(Dataset records):

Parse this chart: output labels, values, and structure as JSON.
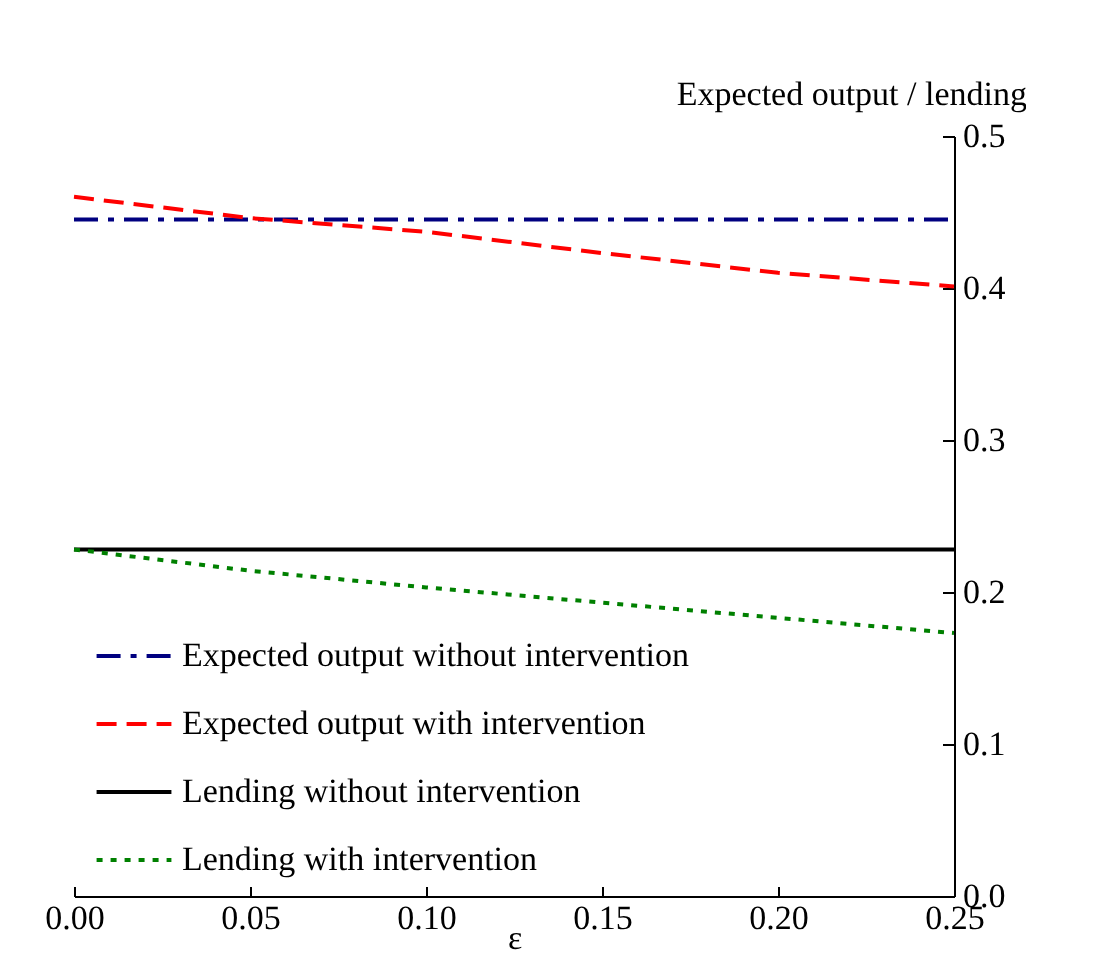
{
  "chart_data": {
    "type": "line",
    "ylabel": "Expected output / lending",
    "xlabel": "ε",
    "x": [
      0,
      0.05,
      0.1,
      0.15,
      0.2,
      0.25
    ],
    "series": [
      {
        "name": "Expected output without intervention",
        "color": "#000080",
        "line_style": "dashdot",
        "values": [
          0.445,
          0.445,
          0.445,
          0.445,
          0.445,
          0.445
        ]
      },
      {
        "name": "Expected output with intervention",
        "color": "#ff0000",
        "line_style": "dashed",
        "values": [
          0.46,
          0.446,
          0.437,
          0.423,
          0.41,
          0.401
        ]
      },
      {
        "name": "Lending without intervention",
        "color": "#000000",
        "line_style": "solid",
        "values": [
          0.228,
          0.228,
          0.228,
          0.228,
          0.228,
          0.228
        ]
      },
      {
        "name": "Lending with intervention",
        "color": "#008000",
        "line_style": "dotted",
        "values": [
          0.228,
          0.214,
          0.203,
          0.193,
          0.183,
          0.173
        ]
      }
    ],
    "xlim": [
      0,
      0.25
    ],
    "xticks": [
      {
        "value": 0,
        "label": "0.00"
      },
      0.05,
      {
        "value": 0.1,
        "label": "0.10"
      },
      0.15,
      {
        "value": 0.2,
        "label": "0.20"
      },
      0.25
    ],
    "ylim": [
      0,
      0.5
    ],
    "yticks": [
      {
        "value": 0,
        "label": "0.0"
      },
      0.1,
      0.2,
      0.3,
      0.4,
      0.5
    ],
    "grid": false,
    "legend": "bottom left",
    "marker": "none"
  }
}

(What is expected):
Using the listing, collect all lines in which the string "name" is found.

(Written reply):
        "name": "Expected output without intervention",
        "name": "Expected output with intervention",
        "name": "Lending without intervention",
        "name": "Lending with intervention",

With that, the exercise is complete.